--- start Items ---

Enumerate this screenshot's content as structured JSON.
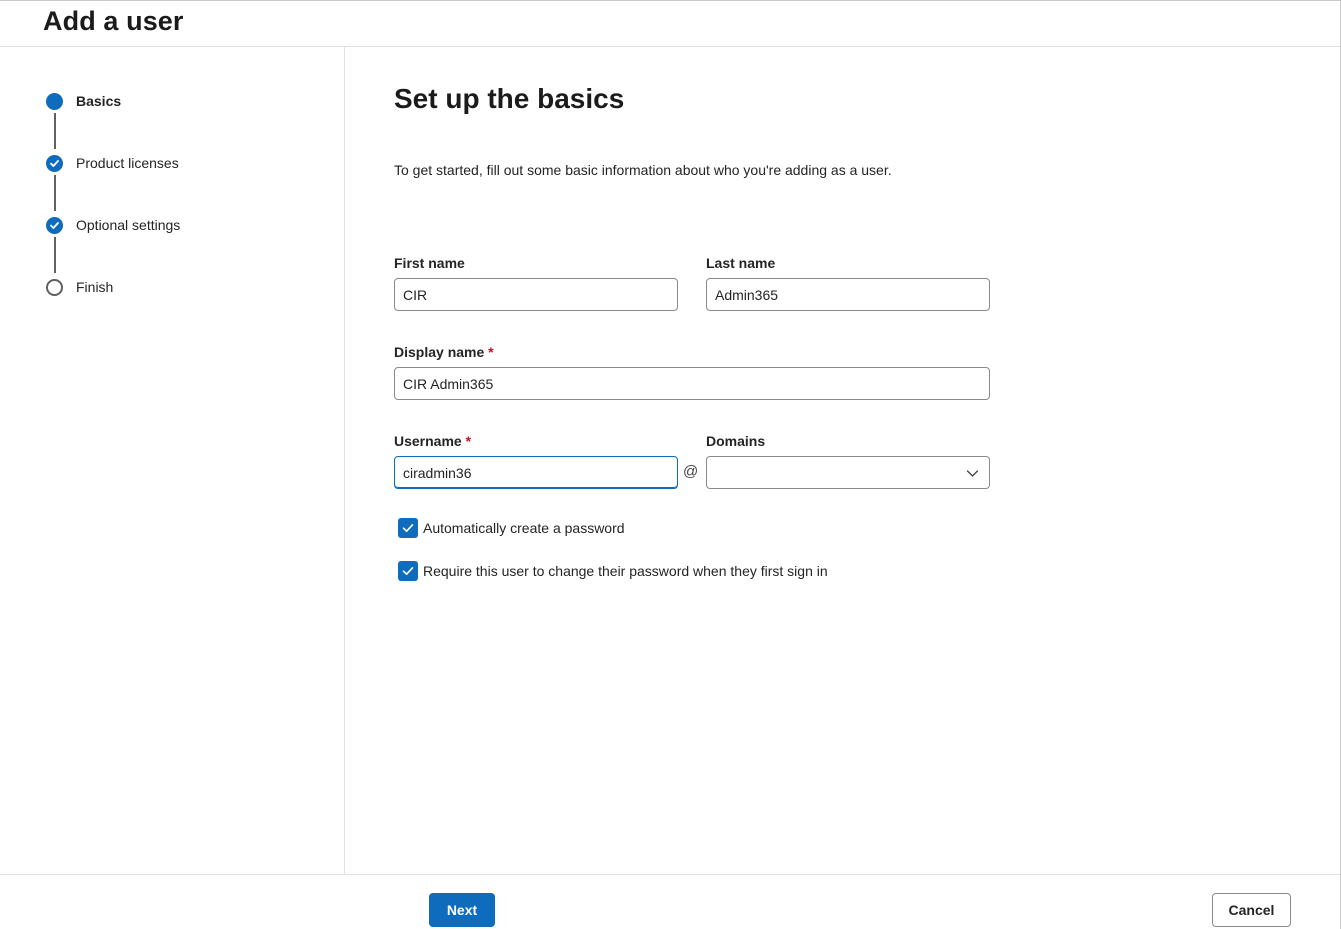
{
  "header": {
    "title": "Add a user"
  },
  "steps": [
    {
      "label": "Basics",
      "state": "current"
    },
    {
      "label": "Product licenses",
      "state": "done"
    },
    {
      "label": "Optional settings",
      "state": "done"
    },
    {
      "label": "Finish",
      "state": "todo"
    }
  ],
  "main": {
    "heading": "Set up the basics",
    "intro": "To get started, fill out some basic information about who you're adding as a user."
  },
  "form": {
    "first_name_label": "First name",
    "first_name_value": "CIR",
    "last_name_label": "Last name",
    "last_name_value": "Admin365",
    "display_name_label": "Display name",
    "display_name_value": "CIR Admin365",
    "username_label": "Username",
    "username_value": "ciradmin36",
    "required_marker": "*",
    "at_symbol": "@",
    "domains_label": "Domains",
    "domains_value": "",
    "auto_password_label": "Automatically create a password",
    "auto_password_checked": true,
    "require_change_label": "Require this user to change their password when they first sign in",
    "require_change_checked": true
  },
  "footer": {
    "next_label": "Next",
    "cancel_label": "Cancel"
  },
  "colors": {
    "accent": "#0f6cbd",
    "required": "#c50f1f",
    "border": "#8a8a8a"
  },
  "icons": {
    "check": "checkmark-icon",
    "chevron": "chevron-down-icon"
  }
}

--- end Items ---

Take the data above and repeat it exactly, leaving each picture out.

◆ Answer to the problem:
Enumerate this screenshot's content as structured JSON.
{
  "header": {
    "title": "Add a user"
  },
  "steps": [
    {
      "label": "Basics",
      "state": "current"
    },
    {
      "label": "Product licenses",
      "state": "done"
    },
    {
      "label": "Optional settings",
      "state": "done"
    },
    {
      "label": "Finish",
      "state": "todo"
    }
  ],
  "main": {
    "heading": "Set up the basics",
    "intro": "To get started, fill out some basic information about who you're adding as a user."
  },
  "form": {
    "first_name_label": "First name",
    "first_name_value": "CIR",
    "last_name_label": "Last name",
    "last_name_value": "Admin365",
    "display_name_label": "Display name",
    "display_name_value": "CIR Admin365",
    "username_label": "Username",
    "username_value": "ciradmin36",
    "required_marker": "*",
    "at_symbol": "@",
    "domains_label": "Domains",
    "domains_value": "",
    "auto_password_label": "Automatically create a password",
    "auto_password_checked": true,
    "require_change_label": "Require this user to change their password when they first sign in",
    "require_change_checked": true
  },
  "footer": {
    "next_label": "Next",
    "cancel_label": "Cancel"
  },
  "colors": {
    "accent": "#0f6cbd",
    "required": "#c50f1f",
    "border": "#8a8a8a"
  },
  "icons": {
    "check": "checkmark-icon",
    "chevron": "chevron-down-icon"
  }
}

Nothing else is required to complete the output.